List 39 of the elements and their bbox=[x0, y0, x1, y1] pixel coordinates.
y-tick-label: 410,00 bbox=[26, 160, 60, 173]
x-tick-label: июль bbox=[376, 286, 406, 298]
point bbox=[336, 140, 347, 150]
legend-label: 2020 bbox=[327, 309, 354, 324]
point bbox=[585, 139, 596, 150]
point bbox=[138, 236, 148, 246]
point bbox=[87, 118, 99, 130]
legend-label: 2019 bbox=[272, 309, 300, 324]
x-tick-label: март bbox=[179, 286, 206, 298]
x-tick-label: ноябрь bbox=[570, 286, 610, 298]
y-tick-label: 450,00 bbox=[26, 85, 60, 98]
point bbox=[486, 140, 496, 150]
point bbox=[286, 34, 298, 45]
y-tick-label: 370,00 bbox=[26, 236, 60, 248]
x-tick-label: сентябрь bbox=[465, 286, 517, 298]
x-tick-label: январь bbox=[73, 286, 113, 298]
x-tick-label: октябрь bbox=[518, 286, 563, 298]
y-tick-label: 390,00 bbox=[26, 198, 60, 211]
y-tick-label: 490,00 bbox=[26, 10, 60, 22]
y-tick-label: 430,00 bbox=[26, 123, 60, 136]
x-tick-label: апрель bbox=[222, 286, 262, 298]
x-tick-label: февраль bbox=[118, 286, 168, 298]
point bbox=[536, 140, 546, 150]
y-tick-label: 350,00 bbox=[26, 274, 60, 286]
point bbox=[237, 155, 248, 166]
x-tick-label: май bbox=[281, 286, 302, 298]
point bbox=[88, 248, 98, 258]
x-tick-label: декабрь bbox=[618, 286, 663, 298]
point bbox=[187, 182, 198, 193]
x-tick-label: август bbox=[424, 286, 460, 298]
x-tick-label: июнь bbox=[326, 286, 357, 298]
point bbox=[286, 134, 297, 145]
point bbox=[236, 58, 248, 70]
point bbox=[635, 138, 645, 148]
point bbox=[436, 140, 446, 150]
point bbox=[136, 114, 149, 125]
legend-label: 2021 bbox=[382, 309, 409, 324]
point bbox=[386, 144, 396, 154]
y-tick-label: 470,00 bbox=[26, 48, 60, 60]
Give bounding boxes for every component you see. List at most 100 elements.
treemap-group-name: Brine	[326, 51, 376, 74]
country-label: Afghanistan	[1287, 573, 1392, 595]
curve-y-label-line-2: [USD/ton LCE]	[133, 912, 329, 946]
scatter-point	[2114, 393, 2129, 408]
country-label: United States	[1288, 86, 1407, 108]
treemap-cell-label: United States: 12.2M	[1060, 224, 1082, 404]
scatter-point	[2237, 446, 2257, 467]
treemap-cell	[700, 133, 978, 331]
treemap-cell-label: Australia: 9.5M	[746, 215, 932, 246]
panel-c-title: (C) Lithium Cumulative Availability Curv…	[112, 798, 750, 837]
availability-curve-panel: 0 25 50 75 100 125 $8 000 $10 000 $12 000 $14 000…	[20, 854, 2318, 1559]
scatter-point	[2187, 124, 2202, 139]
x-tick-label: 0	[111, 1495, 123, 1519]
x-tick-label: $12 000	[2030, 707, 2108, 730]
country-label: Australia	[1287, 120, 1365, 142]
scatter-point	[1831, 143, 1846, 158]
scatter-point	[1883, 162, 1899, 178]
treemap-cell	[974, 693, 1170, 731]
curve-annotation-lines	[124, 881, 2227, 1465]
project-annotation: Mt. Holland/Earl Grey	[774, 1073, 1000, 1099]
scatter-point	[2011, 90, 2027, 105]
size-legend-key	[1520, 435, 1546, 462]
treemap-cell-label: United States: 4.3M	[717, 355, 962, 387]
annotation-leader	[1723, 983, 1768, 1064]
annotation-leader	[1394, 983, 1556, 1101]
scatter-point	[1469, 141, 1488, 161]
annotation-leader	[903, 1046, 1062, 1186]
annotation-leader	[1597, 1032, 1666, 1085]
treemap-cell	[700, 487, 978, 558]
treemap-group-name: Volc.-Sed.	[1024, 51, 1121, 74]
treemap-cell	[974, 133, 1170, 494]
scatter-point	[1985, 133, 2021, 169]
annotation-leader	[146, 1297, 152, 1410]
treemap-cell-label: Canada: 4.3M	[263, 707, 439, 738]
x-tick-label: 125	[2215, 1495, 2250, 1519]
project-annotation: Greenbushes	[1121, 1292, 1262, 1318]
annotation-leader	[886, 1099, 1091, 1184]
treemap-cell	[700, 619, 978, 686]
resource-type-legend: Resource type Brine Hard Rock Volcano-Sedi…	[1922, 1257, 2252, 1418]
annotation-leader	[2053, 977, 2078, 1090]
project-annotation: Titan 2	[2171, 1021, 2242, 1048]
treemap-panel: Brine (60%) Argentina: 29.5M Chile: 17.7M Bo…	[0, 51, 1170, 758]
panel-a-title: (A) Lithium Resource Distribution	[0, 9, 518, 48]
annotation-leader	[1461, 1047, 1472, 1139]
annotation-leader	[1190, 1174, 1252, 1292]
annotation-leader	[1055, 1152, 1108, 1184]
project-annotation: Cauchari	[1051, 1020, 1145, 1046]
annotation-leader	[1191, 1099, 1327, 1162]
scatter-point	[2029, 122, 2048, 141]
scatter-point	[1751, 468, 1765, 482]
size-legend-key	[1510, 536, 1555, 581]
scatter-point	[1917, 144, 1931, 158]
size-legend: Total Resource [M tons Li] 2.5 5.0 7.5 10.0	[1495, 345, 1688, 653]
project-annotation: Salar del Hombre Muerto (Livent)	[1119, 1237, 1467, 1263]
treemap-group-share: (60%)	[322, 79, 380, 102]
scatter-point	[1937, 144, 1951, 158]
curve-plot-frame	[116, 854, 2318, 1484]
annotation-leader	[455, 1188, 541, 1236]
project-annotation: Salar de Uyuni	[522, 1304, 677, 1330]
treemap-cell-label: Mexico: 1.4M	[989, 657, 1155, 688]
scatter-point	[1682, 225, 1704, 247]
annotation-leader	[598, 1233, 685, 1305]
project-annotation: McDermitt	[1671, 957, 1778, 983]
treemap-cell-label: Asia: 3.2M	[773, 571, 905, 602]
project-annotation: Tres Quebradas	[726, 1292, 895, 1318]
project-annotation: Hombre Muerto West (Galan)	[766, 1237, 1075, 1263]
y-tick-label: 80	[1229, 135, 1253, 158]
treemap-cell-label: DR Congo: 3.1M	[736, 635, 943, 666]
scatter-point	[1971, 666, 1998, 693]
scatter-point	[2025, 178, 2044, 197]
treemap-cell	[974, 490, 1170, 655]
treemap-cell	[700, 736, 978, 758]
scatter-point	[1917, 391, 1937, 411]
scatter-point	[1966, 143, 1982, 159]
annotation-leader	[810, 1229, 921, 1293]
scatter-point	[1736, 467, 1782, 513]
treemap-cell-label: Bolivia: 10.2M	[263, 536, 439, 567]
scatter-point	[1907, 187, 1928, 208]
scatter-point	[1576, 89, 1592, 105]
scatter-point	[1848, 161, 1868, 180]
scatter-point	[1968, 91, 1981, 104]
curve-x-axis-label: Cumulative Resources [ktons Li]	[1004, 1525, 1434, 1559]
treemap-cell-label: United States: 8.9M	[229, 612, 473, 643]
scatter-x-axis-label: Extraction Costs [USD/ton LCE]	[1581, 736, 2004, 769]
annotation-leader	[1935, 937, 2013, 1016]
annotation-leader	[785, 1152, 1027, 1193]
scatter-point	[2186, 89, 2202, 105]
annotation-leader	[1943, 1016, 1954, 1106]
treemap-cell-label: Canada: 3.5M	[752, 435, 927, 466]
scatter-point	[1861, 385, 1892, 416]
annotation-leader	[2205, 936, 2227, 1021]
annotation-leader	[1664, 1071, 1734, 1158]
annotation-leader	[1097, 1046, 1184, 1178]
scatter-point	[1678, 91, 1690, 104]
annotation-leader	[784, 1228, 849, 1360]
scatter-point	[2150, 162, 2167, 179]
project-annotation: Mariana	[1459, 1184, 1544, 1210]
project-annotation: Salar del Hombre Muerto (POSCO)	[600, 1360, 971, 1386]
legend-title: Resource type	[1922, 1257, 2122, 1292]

#####

_WHAT THIS TASK INVOLVES_
Write out, without alteration, the listing from its first line through the line containing "panel-c-title: (C) Lithium", with both of those lines included.

_SOLUTION_
List 39 of the elements and their bbox=[x0, y0, x1, y1] pixel coordinates.
y-tick-label: 410,00 bbox=[26, 160, 60, 173]
x-tick-label: июль bbox=[376, 286, 406, 298]
point bbox=[336, 140, 347, 150]
legend-label: 2020 bbox=[327, 309, 354, 324]
point bbox=[585, 139, 596, 150]
point bbox=[138, 236, 148, 246]
point bbox=[87, 118, 99, 130]
legend-label: 2019 bbox=[272, 309, 300, 324]
x-tick-label: март bbox=[179, 286, 206, 298]
x-tick-label: ноябрь bbox=[570, 286, 610, 298]
y-tick-label: 450,00 bbox=[26, 85, 60, 98]
point bbox=[486, 140, 496, 150]
point bbox=[286, 34, 298, 45]
y-tick-label: 370,00 bbox=[26, 236, 60, 248]
x-tick-label: сентябрь bbox=[465, 286, 517, 298]
x-tick-label: январь bbox=[73, 286, 113, 298]
x-tick-label: октябрь bbox=[518, 286, 563, 298]
y-tick-label: 390,00 bbox=[26, 198, 60, 211]
y-tick-label: 490,00 bbox=[26, 10, 60, 22]
y-tick-label: 430,00 bbox=[26, 123, 60, 136]
x-tick-label: апрель bbox=[222, 286, 262, 298]
x-tick-label: февраль bbox=[118, 286, 168, 298]
point bbox=[536, 140, 546, 150]
y-tick-label: 350,00 bbox=[26, 274, 60, 286]
point bbox=[237, 155, 248, 166]
x-tick-label: май bbox=[281, 286, 302, 298]
point bbox=[88, 248, 98, 258]
x-tick-label: декабрь bbox=[618, 286, 663, 298]
point bbox=[187, 182, 198, 193]
x-tick-label: август bbox=[424, 286, 460, 298]
x-tick-label: июнь bbox=[326, 286, 357, 298]
point bbox=[286, 134, 297, 145]
point bbox=[236, 58, 248, 70]
point bbox=[635, 138, 645, 148]
point bbox=[436, 140, 446, 150]
point bbox=[136, 114, 149, 125]
legend-label: 2021 bbox=[382, 309, 409, 324]
point bbox=[386, 144, 396, 154]
y-tick-label: 470,00 bbox=[26, 48, 60, 60]
Give bounding boxes for every component you see. List at most 100 elements.
treemap-group-name: Brine	[326, 51, 376, 74]
country-label: Afghanistan	[1287, 573, 1392, 595]
curve-y-label-line-2: [USD/ton LCE]	[133, 912, 329, 946]
scatter-point	[2114, 393, 2129, 408]
country-label: United States	[1288, 86, 1407, 108]
treemap-cell-label: United States: 12.2M	[1060, 224, 1082, 404]
scatter-point	[2237, 446, 2257, 467]
treemap-cell	[700, 133, 978, 331]
treemap-cell-label: Australia: 9.5M	[746, 215, 932, 246]
panel-c-title: (C) Lithium Cumulative Availability Curv…	[112, 798, 750, 837]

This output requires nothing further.